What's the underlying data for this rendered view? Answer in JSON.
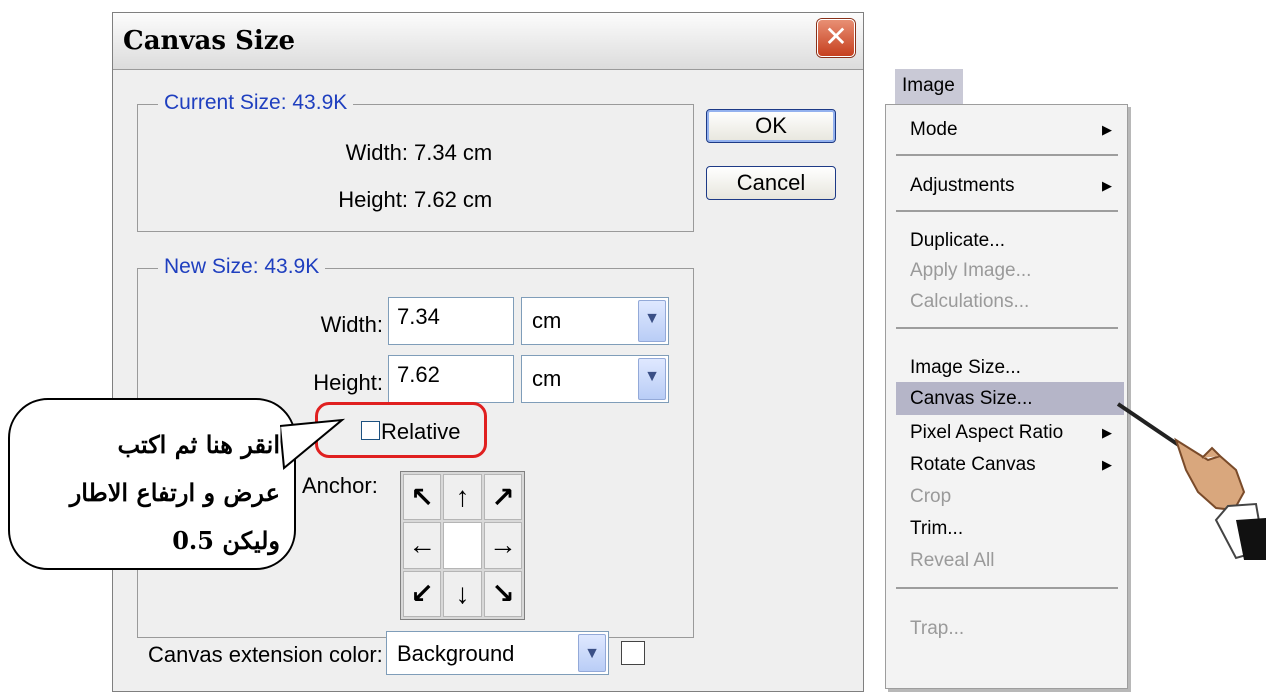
{
  "dialog": {
    "title": "Canvas Size",
    "close_glyph": "✕",
    "current_size": {
      "legend": "Current Size: 43.9K",
      "width_label": "Width:",
      "width_value": "7.34 cm",
      "height_label": "Height:",
      "height_value": "7.62 cm"
    },
    "new_size": {
      "legend": "New Size: 43.9K",
      "width_label": "Width:",
      "width_value": "7.34",
      "width_unit": "cm",
      "height_label": "Height:",
      "height_value": "7.62",
      "height_unit": "cm",
      "relative_label": "Relative",
      "relative_checked": false,
      "anchor_label": "Anchor:",
      "anchor_arrows": [
        "↖",
        "↑",
        "↗",
        "←",
        "",
        "→",
        "↙",
        "↓",
        "↘"
      ]
    },
    "extension_color_label": "Canvas extension color:",
    "extension_color_value": "Background",
    "extension_swatch_color": "#ffffff",
    "ok_label": "OK",
    "cancel_label": "Cancel"
  },
  "callout": {
    "line1": "انقر هنا ثم اكتب",
    "line2": "عرض و ارتفاع الاطار",
    "line3": "وليكن   0.5"
  },
  "menu": {
    "title": "Image",
    "items": [
      {
        "label": "Mode",
        "submenu": true
      },
      {
        "label": "Adjustments",
        "submenu": true
      },
      {
        "label": "Duplicate..."
      },
      {
        "label": "Apply Image...",
        "disabled": true
      },
      {
        "label": "Calculations...",
        "disabled": true
      },
      {
        "label": "Image Size..."
      },
      {
        "label": "Canvas Size...",
        "selected": true
      },
      {
        "label": "Pixel Aspect Ratio",
        "submenu": true
      },
      {
        "label": "Rotate Canvas",
        "submenu": true
      },
      {
        "label": "Crop",
        "disabled": true
      },
      {
        "label": "Trim..."
      },
      {
        "label": "Reveal All",
        "disabled": true
      },
      {
        "label": "Trap...",
        "disabled": true
      }
    ],
    "submenu_glyph": "▶"
  },
  "colors": {
    "legend_text": "#1f3fbf",
    "highlight": "#e02020",
    "menu_selected": "#b5b5c8"
  }
}
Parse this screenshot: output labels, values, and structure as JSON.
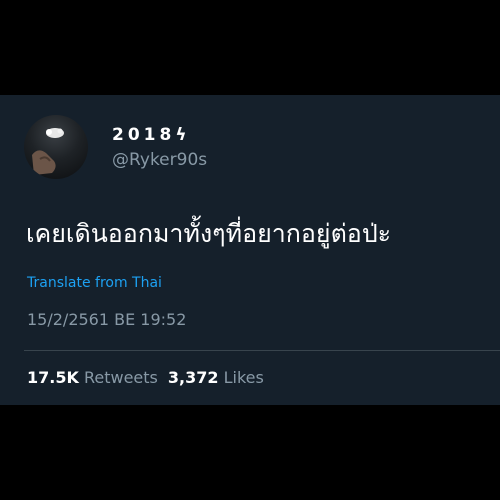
{
  "tweet": {
    "author": {
      "display_name": "2018ϟ",
      "handle": "@Ryker90s"
    },
    "text": "เคยเดินออกมาทั้งๆที่อยากอยู่ต่อป่ะ",
    "translate_label": "Translate from Thai",
    "timestamp": "15/2/2561 BE 19:52",
    "stats": {
      "retweets_count": "17.5K",
      "retweets_label": "Retweets",
      "likes_count": "3,372",
      "likes_label": "Likes"
    }
  },
  "colors": {
    "background": "#15202b",
    "outer": "#000000",
    "text": "#ffffff",
    "secondary": "#8899a6",
    "link": "#1da1f2"
  }
}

######

WHAT THE TASK REQUIRES
In the listing above, how many lines include the word "ffffff"? Answer with the number and nothing more.

TASK SOLUTION
2